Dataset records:

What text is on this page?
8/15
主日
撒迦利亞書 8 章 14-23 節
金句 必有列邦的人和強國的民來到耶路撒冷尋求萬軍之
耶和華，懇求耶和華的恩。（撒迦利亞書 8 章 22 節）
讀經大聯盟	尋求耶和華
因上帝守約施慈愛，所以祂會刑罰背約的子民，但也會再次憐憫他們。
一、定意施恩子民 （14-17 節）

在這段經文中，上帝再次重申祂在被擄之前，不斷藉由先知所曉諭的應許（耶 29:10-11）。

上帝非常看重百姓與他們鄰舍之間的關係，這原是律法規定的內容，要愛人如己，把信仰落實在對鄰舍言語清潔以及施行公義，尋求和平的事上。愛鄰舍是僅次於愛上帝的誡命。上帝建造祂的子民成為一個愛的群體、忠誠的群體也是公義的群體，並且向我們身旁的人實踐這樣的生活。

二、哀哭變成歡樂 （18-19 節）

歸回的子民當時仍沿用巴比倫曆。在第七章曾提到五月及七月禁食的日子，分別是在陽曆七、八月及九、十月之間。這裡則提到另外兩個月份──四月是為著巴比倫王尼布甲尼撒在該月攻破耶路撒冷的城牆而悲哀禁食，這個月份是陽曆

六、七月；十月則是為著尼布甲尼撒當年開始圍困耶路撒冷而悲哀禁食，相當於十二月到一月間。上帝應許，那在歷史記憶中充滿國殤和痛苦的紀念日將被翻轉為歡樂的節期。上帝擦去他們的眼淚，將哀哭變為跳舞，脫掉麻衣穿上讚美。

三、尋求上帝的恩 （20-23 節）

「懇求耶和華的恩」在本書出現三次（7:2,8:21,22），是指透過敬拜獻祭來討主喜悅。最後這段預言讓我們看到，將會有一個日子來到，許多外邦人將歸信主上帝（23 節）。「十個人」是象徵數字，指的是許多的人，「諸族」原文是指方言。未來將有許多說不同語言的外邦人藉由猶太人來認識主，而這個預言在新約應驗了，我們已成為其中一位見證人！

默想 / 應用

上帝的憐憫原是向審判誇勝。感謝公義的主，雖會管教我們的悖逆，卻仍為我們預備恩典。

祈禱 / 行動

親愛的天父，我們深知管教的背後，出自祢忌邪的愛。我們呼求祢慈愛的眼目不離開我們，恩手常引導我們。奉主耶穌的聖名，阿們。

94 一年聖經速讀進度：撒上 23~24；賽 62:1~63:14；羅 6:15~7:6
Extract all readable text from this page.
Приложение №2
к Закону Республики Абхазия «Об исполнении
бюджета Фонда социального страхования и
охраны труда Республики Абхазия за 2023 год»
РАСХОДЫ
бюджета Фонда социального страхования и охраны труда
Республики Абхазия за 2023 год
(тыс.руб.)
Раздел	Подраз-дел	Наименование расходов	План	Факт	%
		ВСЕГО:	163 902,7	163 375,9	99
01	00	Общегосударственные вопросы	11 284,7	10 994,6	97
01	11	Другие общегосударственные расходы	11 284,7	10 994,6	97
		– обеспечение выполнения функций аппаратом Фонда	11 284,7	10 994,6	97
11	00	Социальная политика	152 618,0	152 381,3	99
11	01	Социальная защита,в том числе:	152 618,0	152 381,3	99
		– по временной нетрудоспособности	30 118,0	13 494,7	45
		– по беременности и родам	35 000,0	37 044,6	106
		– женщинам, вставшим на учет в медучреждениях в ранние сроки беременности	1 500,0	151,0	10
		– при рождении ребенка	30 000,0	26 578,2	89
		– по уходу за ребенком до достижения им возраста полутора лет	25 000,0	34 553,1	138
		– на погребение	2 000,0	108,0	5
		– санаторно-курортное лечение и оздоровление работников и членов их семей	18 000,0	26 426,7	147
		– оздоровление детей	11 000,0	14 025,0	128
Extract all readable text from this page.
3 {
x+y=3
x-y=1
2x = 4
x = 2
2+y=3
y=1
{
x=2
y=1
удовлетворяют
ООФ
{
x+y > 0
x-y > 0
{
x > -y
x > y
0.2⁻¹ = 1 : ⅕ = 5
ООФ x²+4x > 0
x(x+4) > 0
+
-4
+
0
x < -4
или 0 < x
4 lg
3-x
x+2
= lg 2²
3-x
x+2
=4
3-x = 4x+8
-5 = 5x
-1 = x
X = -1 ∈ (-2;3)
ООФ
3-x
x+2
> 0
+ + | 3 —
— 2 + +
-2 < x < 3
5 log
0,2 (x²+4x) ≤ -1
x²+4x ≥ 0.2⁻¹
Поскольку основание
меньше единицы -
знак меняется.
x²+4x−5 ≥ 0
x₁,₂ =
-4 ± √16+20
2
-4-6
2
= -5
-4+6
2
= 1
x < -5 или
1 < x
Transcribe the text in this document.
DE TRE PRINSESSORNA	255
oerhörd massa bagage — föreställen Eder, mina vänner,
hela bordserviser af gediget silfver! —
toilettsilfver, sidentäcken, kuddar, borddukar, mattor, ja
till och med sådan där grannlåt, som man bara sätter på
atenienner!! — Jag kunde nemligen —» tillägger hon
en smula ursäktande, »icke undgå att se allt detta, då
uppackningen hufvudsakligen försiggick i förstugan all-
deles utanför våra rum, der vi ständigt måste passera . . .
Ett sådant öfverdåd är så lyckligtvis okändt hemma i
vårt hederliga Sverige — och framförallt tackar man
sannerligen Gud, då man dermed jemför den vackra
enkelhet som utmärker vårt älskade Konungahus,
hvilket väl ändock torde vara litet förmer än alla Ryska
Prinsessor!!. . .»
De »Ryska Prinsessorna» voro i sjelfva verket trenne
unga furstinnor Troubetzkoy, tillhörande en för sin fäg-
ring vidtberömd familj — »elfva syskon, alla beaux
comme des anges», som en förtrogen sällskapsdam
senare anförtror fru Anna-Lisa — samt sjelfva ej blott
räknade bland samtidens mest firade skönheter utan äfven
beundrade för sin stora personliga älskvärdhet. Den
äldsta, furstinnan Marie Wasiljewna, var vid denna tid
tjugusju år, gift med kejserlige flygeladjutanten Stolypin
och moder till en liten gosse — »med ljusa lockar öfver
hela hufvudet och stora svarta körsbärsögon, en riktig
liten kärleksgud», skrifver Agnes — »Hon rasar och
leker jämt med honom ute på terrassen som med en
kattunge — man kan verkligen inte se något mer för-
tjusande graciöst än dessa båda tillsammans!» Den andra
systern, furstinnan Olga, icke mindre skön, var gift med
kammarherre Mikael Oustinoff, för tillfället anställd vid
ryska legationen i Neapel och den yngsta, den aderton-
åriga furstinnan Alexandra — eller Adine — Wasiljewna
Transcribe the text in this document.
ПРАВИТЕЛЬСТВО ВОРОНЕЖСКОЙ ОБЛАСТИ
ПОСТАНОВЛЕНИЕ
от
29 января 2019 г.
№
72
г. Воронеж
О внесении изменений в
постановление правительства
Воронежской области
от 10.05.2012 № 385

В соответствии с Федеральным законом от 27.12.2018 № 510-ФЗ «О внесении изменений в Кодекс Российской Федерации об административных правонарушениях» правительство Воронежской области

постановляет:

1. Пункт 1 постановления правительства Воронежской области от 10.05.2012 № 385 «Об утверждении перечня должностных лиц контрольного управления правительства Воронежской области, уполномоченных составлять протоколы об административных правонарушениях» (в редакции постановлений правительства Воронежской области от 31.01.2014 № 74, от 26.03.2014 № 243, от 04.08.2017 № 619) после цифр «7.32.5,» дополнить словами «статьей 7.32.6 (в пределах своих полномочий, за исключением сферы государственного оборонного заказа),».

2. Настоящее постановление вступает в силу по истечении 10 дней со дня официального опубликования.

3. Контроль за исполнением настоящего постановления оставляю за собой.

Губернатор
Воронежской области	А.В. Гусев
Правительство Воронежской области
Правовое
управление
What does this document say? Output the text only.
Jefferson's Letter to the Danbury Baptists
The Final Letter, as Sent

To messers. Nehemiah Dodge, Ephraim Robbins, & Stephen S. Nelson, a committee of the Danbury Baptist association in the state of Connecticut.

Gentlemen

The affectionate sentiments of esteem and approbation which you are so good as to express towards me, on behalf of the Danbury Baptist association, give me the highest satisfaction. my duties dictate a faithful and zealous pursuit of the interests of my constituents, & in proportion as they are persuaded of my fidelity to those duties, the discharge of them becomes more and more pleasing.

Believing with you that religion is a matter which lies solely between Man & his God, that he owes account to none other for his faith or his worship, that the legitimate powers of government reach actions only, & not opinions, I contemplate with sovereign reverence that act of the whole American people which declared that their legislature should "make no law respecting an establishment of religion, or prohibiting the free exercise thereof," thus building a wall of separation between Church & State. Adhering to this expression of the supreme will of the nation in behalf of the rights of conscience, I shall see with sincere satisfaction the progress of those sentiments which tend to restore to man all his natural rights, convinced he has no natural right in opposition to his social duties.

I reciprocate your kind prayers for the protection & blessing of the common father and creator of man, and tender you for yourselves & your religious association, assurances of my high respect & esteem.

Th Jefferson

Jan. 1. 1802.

What to do: Where a line above contains the string "беременности", copy that line.

Solved exercise:
		– по беременности и родам	35 000,0	37 044,6	106
		– женщинам, вставшим на учет в медучреждениях в ранние сроки беременности	1 500,0	151,0	10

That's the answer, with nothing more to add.